Records for processing
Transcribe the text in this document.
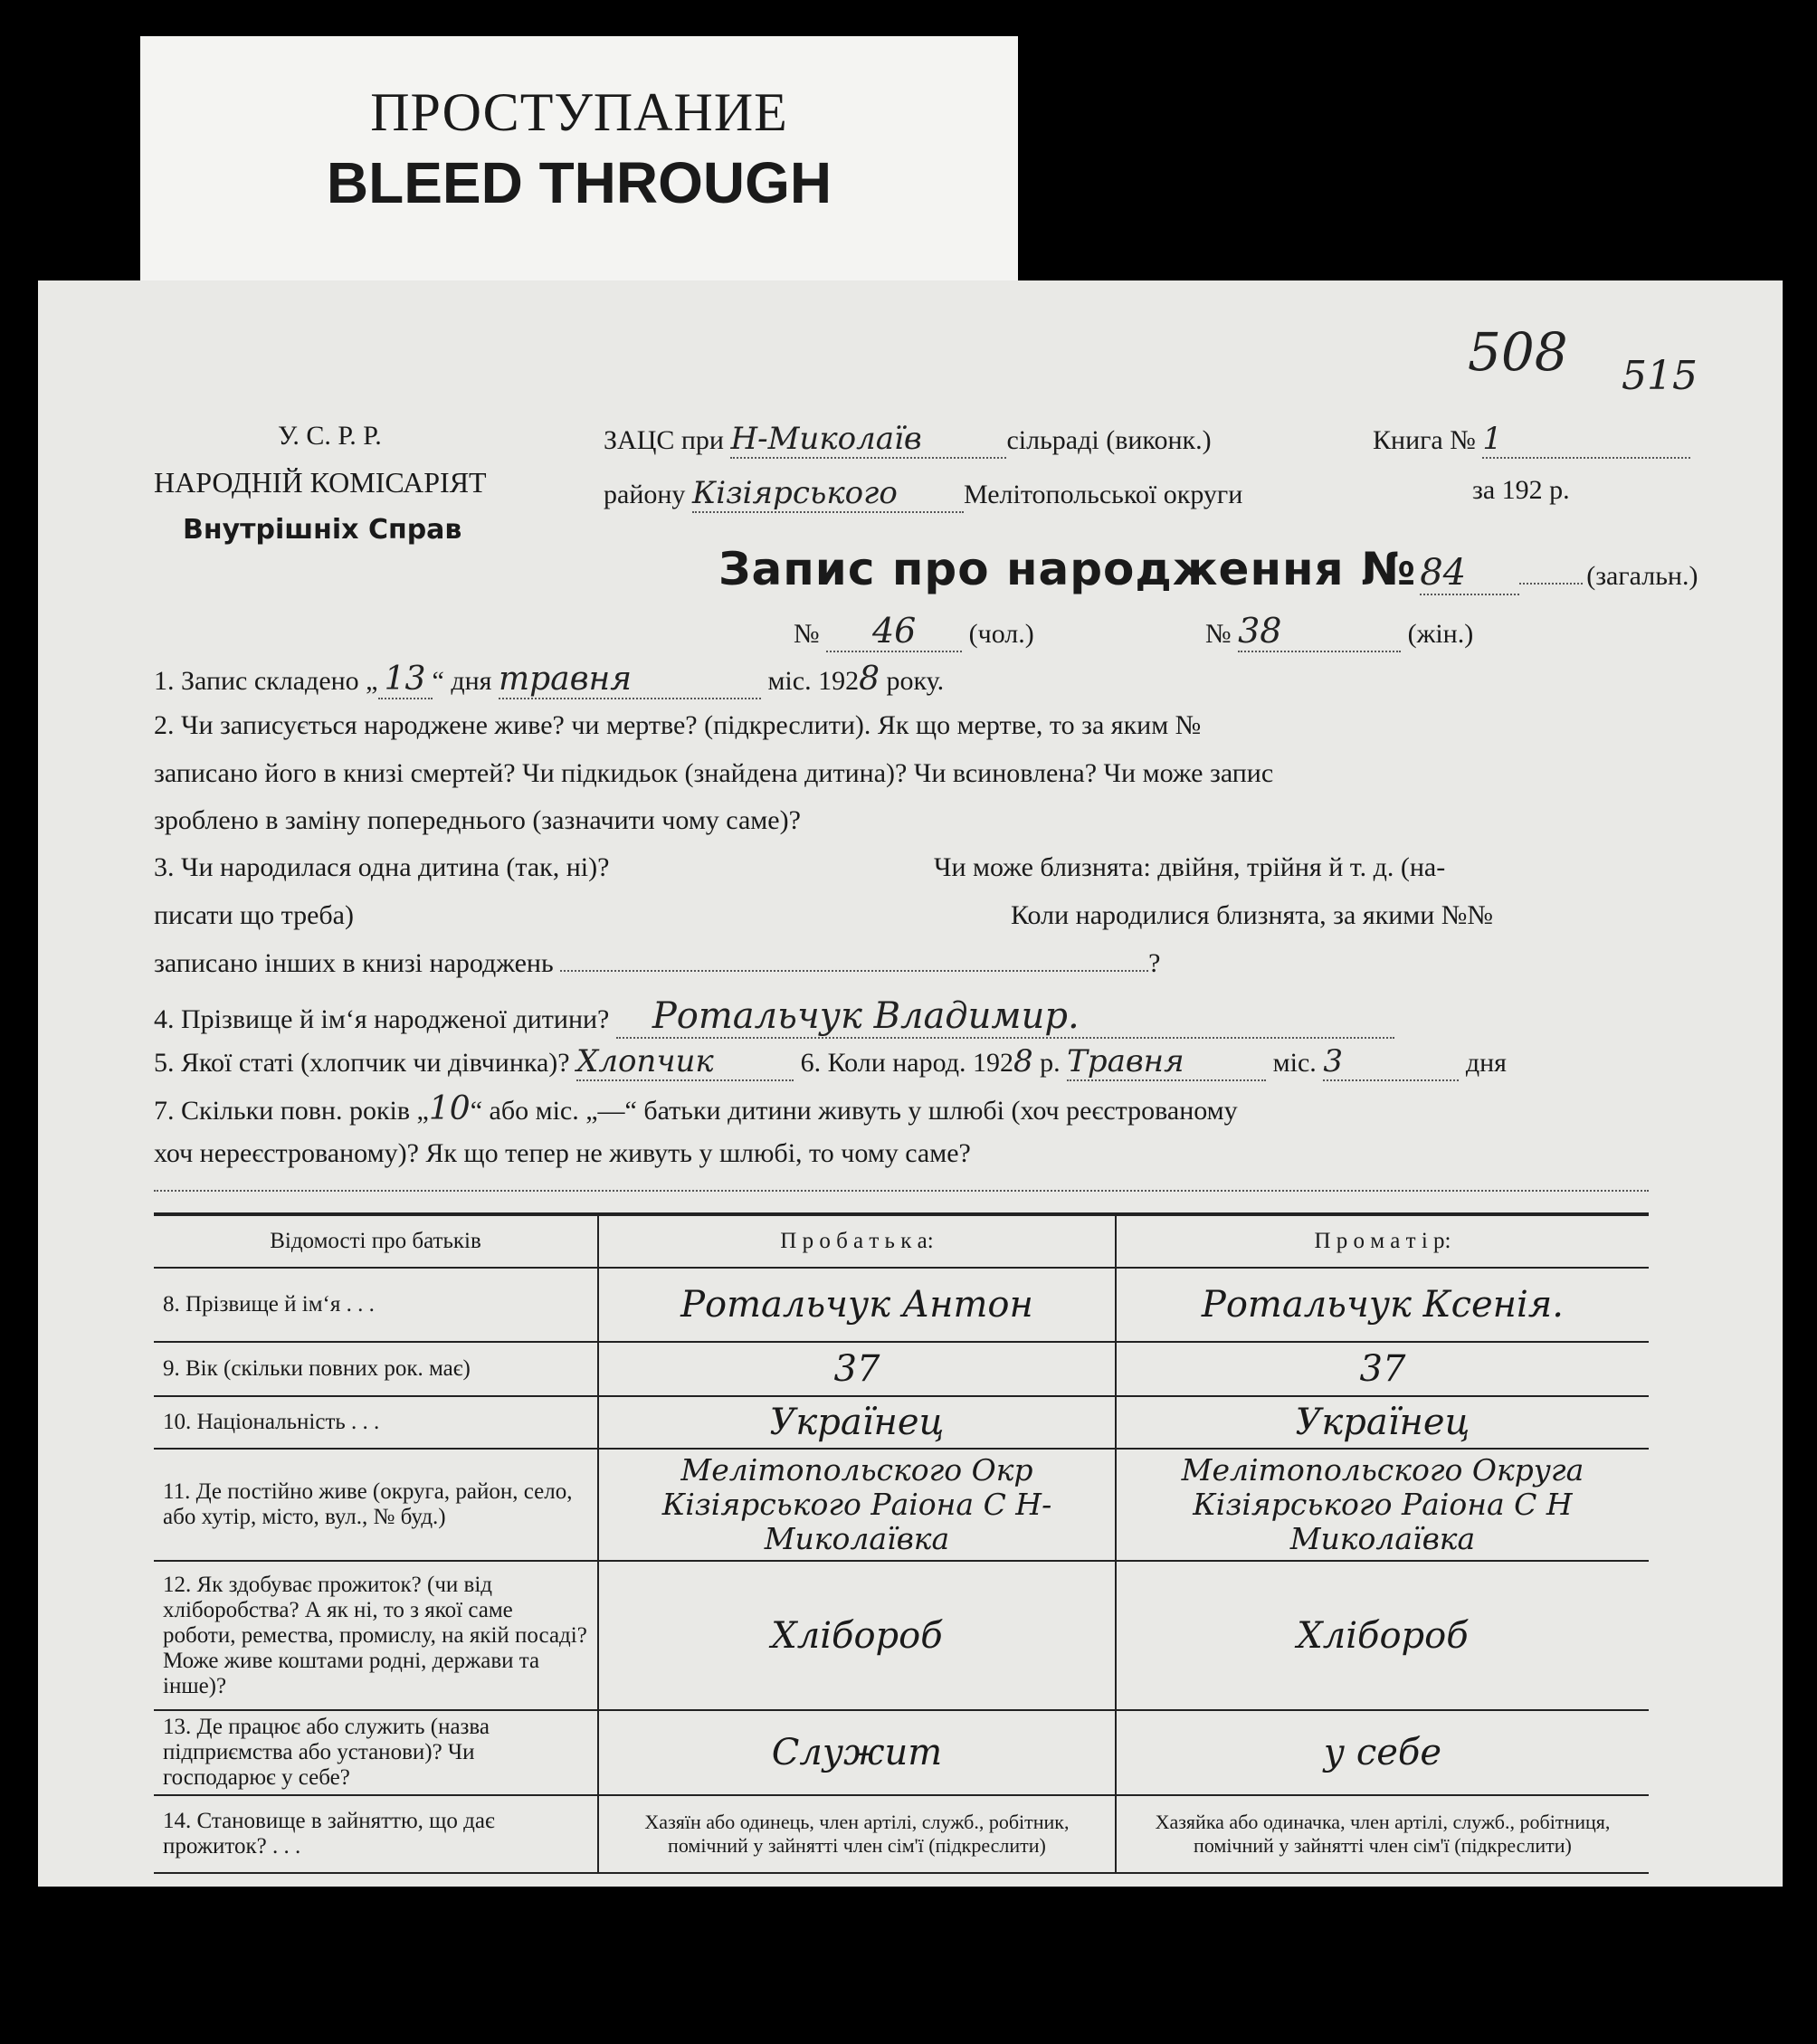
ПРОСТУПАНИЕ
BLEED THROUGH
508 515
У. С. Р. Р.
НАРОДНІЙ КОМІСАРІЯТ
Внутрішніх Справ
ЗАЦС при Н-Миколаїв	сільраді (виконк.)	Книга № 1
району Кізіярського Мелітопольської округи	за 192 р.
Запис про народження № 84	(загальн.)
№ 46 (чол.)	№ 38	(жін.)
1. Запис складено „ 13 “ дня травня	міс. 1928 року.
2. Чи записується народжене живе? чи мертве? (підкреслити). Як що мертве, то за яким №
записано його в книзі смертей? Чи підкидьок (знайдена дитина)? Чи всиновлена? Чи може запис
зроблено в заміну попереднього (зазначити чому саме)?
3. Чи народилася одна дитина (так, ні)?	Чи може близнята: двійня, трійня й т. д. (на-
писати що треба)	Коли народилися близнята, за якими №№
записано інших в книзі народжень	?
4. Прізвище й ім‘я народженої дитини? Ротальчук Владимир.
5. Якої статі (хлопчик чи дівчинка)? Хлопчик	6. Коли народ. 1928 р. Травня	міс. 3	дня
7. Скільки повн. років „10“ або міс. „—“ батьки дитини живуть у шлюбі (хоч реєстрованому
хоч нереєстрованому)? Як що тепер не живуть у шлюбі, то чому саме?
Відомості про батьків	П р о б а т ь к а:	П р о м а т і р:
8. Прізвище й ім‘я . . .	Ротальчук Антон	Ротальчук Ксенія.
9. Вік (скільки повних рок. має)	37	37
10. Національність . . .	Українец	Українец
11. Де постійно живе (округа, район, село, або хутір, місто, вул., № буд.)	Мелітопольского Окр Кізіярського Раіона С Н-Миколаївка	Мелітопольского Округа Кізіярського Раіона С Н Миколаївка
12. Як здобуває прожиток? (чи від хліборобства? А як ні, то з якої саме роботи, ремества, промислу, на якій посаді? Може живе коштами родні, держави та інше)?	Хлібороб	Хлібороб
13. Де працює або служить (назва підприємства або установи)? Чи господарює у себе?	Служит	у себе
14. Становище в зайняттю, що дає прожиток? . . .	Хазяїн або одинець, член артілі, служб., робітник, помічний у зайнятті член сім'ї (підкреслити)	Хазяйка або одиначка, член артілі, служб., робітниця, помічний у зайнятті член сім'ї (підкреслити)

---

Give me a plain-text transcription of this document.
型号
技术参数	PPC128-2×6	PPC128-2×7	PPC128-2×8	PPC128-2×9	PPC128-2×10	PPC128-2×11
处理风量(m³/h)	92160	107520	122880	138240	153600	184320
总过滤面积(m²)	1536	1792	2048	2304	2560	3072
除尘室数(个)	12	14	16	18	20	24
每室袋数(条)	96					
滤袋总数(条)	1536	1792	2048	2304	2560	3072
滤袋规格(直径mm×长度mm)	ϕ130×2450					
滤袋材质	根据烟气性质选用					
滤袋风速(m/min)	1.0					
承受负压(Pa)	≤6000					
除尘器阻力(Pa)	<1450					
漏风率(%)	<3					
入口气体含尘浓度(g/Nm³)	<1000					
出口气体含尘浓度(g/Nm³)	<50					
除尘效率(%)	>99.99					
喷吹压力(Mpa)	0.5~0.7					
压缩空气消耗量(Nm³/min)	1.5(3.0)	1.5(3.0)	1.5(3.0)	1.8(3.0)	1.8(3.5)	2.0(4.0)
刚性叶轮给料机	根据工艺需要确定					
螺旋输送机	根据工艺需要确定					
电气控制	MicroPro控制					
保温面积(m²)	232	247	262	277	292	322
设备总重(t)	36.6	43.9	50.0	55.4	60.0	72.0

* * *

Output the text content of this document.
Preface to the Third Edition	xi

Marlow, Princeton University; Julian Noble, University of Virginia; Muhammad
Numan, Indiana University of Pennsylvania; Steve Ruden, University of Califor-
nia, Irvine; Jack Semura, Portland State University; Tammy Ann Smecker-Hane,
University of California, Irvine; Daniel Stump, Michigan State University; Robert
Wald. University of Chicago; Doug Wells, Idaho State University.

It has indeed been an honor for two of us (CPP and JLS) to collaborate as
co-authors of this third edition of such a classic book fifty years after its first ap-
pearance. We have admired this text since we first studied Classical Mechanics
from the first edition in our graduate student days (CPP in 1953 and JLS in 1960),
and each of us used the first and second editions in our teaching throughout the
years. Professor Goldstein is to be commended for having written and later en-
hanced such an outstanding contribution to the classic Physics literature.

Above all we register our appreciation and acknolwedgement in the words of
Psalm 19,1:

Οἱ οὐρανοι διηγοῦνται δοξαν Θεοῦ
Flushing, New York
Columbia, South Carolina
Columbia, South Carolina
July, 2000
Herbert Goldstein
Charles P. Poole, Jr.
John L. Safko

Problem to work on
Check each line of the records for the word "Коли" and extract those that contain it.

Answer to this task
писати що треба)	Коли народилися близнята, за якими №№
5. Якої статі (хлопчик чи дівчинка)? Хлопчик	6. Коли народ. 1928 р. Травня	міс. 3	дня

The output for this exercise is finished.